— start Record excerpts —

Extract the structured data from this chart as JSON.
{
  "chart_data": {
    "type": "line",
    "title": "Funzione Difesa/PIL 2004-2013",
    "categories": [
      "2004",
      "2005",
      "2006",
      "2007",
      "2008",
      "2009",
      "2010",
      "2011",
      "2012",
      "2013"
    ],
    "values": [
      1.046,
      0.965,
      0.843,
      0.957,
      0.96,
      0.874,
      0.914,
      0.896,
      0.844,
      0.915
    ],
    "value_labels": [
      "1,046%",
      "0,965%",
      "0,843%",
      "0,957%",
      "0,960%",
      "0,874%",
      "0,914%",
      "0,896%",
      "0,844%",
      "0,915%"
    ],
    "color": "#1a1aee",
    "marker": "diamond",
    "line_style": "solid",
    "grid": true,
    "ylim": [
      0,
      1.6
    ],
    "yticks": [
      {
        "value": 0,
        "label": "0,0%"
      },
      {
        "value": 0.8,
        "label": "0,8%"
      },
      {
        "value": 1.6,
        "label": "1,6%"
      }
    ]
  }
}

— end Record excerpts —

[Short problem]
Print the listing above in its entirety, with every line exact.

[Output of the task]
Extract the structured data from this chart as JSON.
{
  "chart_data": {
    "type": "line",
    "title": "Funzione Difesa/PIL 2004-2013",
    "categories": [
      "2004",
      "2005",
      "2006",
      "2007",
      "2008",
      "2009",
      "2010",
      "2011",
      "2012",
      "2013"
    ],
    "values": [
      1.046,
      0.965,
      0.843,
      0.957,
      0.96,
      0.874,
      0.914,
      0.896,
      0.844,
      0.915
    ],
    "value_labels": [
      "1,046%",
      "0,965%",
      "0,843%",
      "0,957%",
      "0,960%",
      "0,874%",
      "0,914%",
      "0,896%",
      "0,844%",
      "0,915%"
    ],
    "color": "#1a1aee",
    "marker": "diamond",
    "line_style": "solid",
    "grid": true,
    "ylim": [
      0,
      1.6
    ],
    "yticks": [
      {
        "value": 0,
        "label": "0,0%"
      },
      {
        "value": 0.8,
        "label": "0,8%"
      },
      {
        "value": 1.6,
        "label": "1,6%"
      }
    ]
  }
}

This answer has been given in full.